* [EXERCISE BRIEF] Output the entries verbatim, including every line.

## Begin EXTRACTED RECORDS

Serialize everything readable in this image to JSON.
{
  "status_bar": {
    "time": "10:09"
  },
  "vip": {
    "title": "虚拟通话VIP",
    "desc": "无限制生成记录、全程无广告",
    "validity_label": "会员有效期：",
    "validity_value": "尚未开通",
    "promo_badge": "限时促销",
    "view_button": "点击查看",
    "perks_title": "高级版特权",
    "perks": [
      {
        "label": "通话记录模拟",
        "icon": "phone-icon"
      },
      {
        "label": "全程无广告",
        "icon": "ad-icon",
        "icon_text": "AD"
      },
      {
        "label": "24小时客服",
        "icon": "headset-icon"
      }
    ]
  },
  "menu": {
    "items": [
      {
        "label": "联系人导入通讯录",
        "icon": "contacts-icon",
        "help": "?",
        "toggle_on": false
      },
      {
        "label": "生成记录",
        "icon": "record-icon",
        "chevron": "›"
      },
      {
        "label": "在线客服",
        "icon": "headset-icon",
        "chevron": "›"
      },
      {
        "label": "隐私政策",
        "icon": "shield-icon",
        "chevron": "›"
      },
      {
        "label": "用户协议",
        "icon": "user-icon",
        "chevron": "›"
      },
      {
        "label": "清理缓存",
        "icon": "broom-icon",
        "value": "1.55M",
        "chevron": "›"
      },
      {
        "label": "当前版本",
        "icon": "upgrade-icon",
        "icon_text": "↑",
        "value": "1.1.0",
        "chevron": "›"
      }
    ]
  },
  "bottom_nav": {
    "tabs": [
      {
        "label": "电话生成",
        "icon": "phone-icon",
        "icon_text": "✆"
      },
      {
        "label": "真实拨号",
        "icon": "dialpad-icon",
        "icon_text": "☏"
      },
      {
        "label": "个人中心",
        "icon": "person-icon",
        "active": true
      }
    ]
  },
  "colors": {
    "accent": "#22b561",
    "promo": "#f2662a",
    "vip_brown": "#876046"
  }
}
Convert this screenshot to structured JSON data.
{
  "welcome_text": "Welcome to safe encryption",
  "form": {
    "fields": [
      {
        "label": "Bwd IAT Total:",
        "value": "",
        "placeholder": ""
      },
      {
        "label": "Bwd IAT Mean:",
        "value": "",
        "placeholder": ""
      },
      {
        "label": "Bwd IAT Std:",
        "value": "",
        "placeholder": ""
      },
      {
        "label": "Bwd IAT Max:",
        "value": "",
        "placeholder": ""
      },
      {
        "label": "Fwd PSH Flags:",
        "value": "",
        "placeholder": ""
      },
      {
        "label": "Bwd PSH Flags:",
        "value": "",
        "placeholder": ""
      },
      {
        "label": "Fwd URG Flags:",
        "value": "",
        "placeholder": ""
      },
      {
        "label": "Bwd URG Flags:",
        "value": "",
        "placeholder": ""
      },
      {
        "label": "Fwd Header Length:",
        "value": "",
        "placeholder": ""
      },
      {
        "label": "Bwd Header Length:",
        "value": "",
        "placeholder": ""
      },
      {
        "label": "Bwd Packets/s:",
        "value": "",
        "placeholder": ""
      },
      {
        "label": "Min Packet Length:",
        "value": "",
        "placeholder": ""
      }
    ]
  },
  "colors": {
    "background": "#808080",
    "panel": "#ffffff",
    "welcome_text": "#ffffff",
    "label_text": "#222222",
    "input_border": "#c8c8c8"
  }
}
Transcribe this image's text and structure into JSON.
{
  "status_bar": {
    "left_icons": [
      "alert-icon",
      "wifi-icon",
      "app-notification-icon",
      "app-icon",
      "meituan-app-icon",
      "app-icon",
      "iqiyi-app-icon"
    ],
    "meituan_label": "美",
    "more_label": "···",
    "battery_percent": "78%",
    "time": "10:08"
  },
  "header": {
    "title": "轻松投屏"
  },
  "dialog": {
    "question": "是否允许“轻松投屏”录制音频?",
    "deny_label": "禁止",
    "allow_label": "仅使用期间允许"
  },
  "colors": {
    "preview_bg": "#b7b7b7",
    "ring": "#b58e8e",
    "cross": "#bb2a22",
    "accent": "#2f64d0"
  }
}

## End EXTRACTED RECORDS

* [COMPLETE OUTPUT]
Serialize everything readable in this image to JSON.
{
  "status_bar": {
    "time": "10:09"
  },
  "vip": {
    "title": "虚拟通话VIP",
    "desc": "无限制生成记录、全程无广告",
    "validity_label": "会员有效期：",
    "validity_value": "尚未开通",
    "promo_badge": "限时促销",
    "view_button": "点击查看",
    "perks_title": "高级版特权",
    "perks": [
      {
        "label": "通话记录模拟",
        "icon": "phone-icon"
      },
      {
        "label": "全程无广告",
        "icon": "ad-icon",
        "icon_text": "AD"
      },
      {
        "label": "24小时客服",
        "icon": "headset-icon"
      }
    ]
  },
  "menu": {
    "items": [
      {
        "label": "联系人导入通讯录",
        "icon": "contacts-icon",
        "help": "?",
        "toggle_on": false
      },
      {
        "label": "生成记录",
        "icon": "record-icon",
        "chevron": "›"
      },
      {
        "label": "在线客服",
        "icon": "headset-icon",
        "chevron": "›"
      },
      {
        "label": "隐私政策",
        "icon": "shield-icon",
        "chevron": "›"
      },
      {
        "label": "用户协议",
        "icon": "user-icon",
        "chevron": "›"
      },
      {
        "label": "清理缓存",
        "icon": "broom-icon",
        "value": "1.55M",
        "chevron": "›"
      },
      {
        "label": "当前版本",
        "icon": "upgrade-icon",
        "icon_text": "↑",
        "value": "1.1.0",
        "chevron": "›"
      }
    ]
  },
  "bottom_nav": {
    "tabs": [
      {
        "label": "电话生成",
        "icon": "phone-icon",
        "icon_text": "✆"
      },
      {
        "label": "真实拨号",
        "icon": "dialpad-icon",
        "icon_text": "☏"
      },
      {
        "label": "个人中心",
        "icon": "person-icon",
        "active": true
      }
    ]
  },
  "colors": {
    "accent": "#22b561",
    "promo": "#f2662a",
    "vip_brown": "#876046"
  }
}
Convert this screenshot to structured JSON data.
{
  "welcome_text": "Welcome to safe encryption",
  "form": {
    "fields": [
      {
        "label": "Bwd IAT Total:",
        "value": "",
        "placeholder": ""
      },
      {
        "label": "Bwd IAT Mean:",
        "value": "",
        "placeholder": ""
      },
      {
        "label": "Bwd IAT Std:",
        "value": "",
        "placeholder": ""
      },
      {
        "label": "Bwd IAT Max:",
        "value": "",
        "placeholder": ""
      },
      {
        "label": "Fwd PSH Flags:",
        "value": "",
        "placeholder": ""
      },
      {
        "label": "Bwd PSH Flags:",
        "value": "",
        "placeholder": ""
      },
      {
        "label": "Fwd URG Flags:",
        "value": "",
        "placeholder": ""
      },
      {
        "label": "Bwd URG Flags:",
        "value": "",
        "placeholder": ""
      },
      {
        "label": "Fwd Header Length:",
        "value": "",
        "placeholder": ""
      },
      {
        "label": "Bwd Header Length:",
        "value": "",
        "placeholder": ""
      },
      {
        "label": "Bwd Packets/s:",
        "value": "",
        "placeholder": ""
      },
      {
        "label": "Min Packet Length:",
        "value": "",
        "placeholder": ""
      }
    ]
  },
  "colors": {
    "background": "#808080",
    "panel": "#ffffff",
    "welcome_text": "#ffffff",
    "label_text": "#222222",
    "input_border": "#c8c8c8"
  }
}
Transcribe this image's text and structure into JSON.
{
  "status_bar": {
    "left_icons": [
      "alert-icon",
      "wifi-icon",
      "app-notification-icon",
      "app-icon",
      "meituan-app-icon",
      "app-icon",
      "iqiyi-app-icon"
    ],
    "meituan_label": "美",
    "more_label": "···",
    "battery_percent": "78%",
    "time": "10:08"
  },
  "header": {
    "title": "轻松投屏"
  },
  "dialog": {
    "question": "是否允许“轻松投屏”录制音频?",
    "deny_label": "禁止",
    "allow_label": "仅使用期间允许"
  },
  "colors": {
    "preview_bg": "#b7b7b7",
    "ring": "#b58e8e",
    "cross": "#bb2a22",
    "accent": "#2f64d0"
  }
}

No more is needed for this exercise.